What you are asked to do
Here are some records; quote them exactly, leaving out the pictures.

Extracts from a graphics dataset
>> BEGIN

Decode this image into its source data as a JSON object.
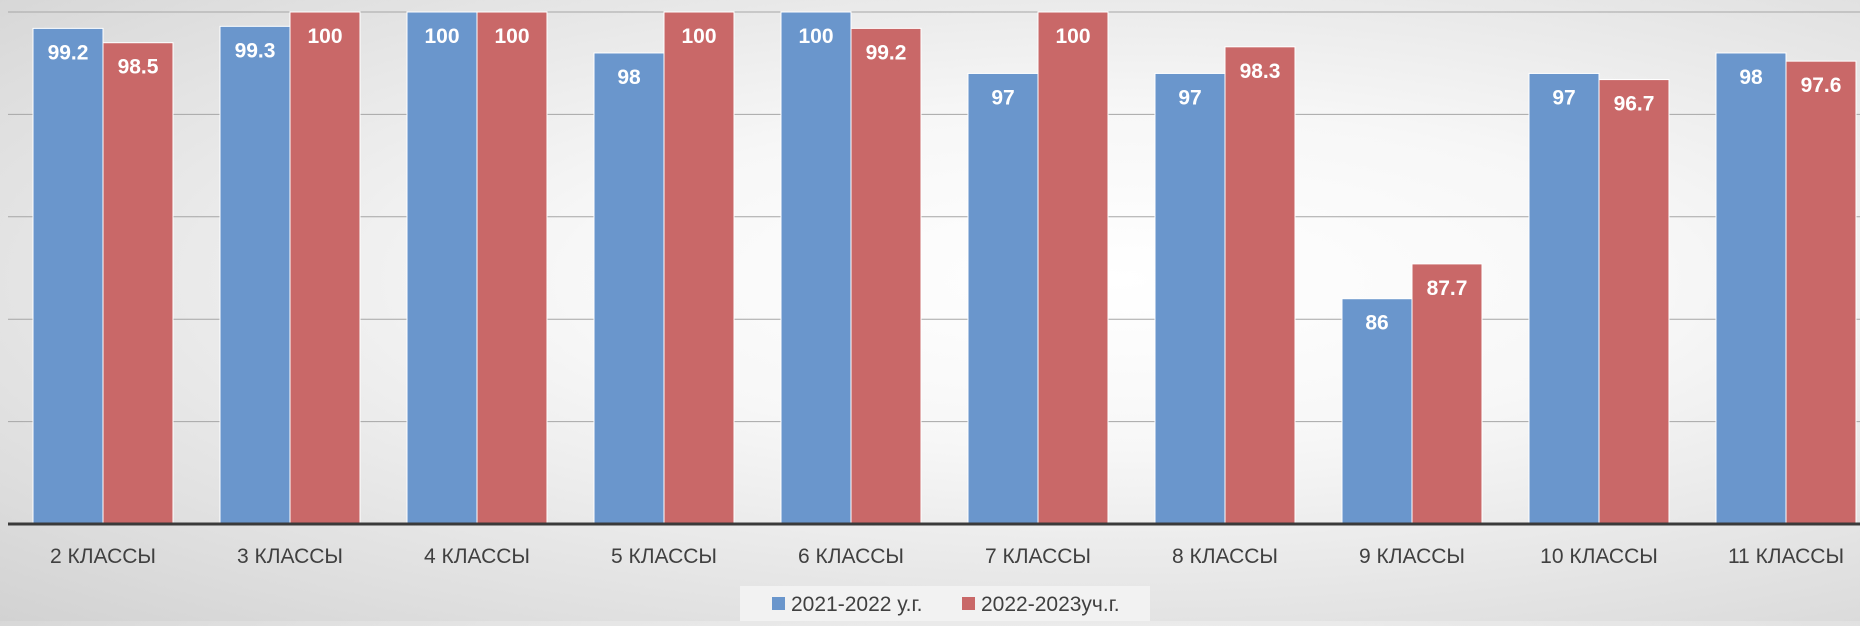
{
  "chart_data": {
    "type": "bar",
    "categories": [
      "2 КЛАССЫ",
      "3 КЛАССЫ",
      "4 КЛАССЫ",
      "5 КЛАССЫ",
      "6 КЛАССЫ",
      "7 КЛАССЫ",
      "8 КЛАССЫ",
      "9 КЛАССЫ",
      "10 КЛАССЫ",
      "11 КЛАССЫ"
    ],
    "series": [
      {
        "name": "2021-2022 у.г.",
        "color": "#6a96cc",
        "values": [
          99.2,
          99.3,
          100,
          98,
          100,
          97,
          97,
          86,
          97,
          98
        ],
        "labels": [
          "99.2",
          "99.3",
          "100",
          "98",
          "100",
          "97",
          "97",
          "86",
          "97",
          "98"
        ]
      },
      {
        "name": "2022-2023уч.г.",
        "color": "#c96868",
        "values": [
          98.5,
          100,
          100,
          100,
          99.2,
          100,
          98.3,
          87.7,
          96.7,
          97.6
        ],
        "labels": [
          "98.5",
          "100",
          "100",
          "100",
          "99.2",
          "100",
          "98.3",
          "87.7",
          "96.7",
          "97.6"
        ]
      }
    ],
    "ylim": [
      75,
      100
    ],
    "gridlines": true,
    "legend_position": "bottom",
    "title": "",
    "xlabel": "",
    "ylabel": ""
  }
}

>> END

Completed task
Decode this image into its source data as a JSON object.
{
  "chart_data": {
    "type": "bar",
    "categories": [
      "2 КЛАССЫ",
      "3 КЛАССЫ",
      "4 КЛАССЫ",
      "5 КЛАССЫ",
      "6 КЛАССЫ",
      "7 КЛАССЫ",
      "8 КЛАССЫ",
      "9 КЛАССЫ",
      "10 КЛАССЫ",
      "11 КЛАССЫ"
    ],
    "series": [
      {
        "name": "2021-2022 у.г.",
        "color": "#6a96cc",
        "values": [
          99.2,
          99.3,
          100,
          98,
          100,
          97,
          97,
          86,
          97,
          98
        ],
        "labels": [
          "99.2",
          "99.3",
          "100",
          "98",
          "100",
          "97",
          "97",
          "86",
          "97",
          "98"
        ]
      },
      {
        "name": "2022-2023уч.г.",
        "color": "#c96868",
        "values": [
          98.5,
          100,
          100,
          100,
          99.2,
          100,
          98.3,
          87.7,
          96.7,
          97.6
        ],
        "labels": [
          "98.5",
          "100",
          "100",
          "100",
          "99.2",
          "100",
          "98.3",
          "87.7",
          "96.7",
          "97.6"
        ]
      }
    ],
    "ylim": [
      75,
      100
    ],
    "gridlines": true,
    "legend_position": "bottom",
    "title": "",
    "xlabel": "",
    "ylabel": ""
  }
}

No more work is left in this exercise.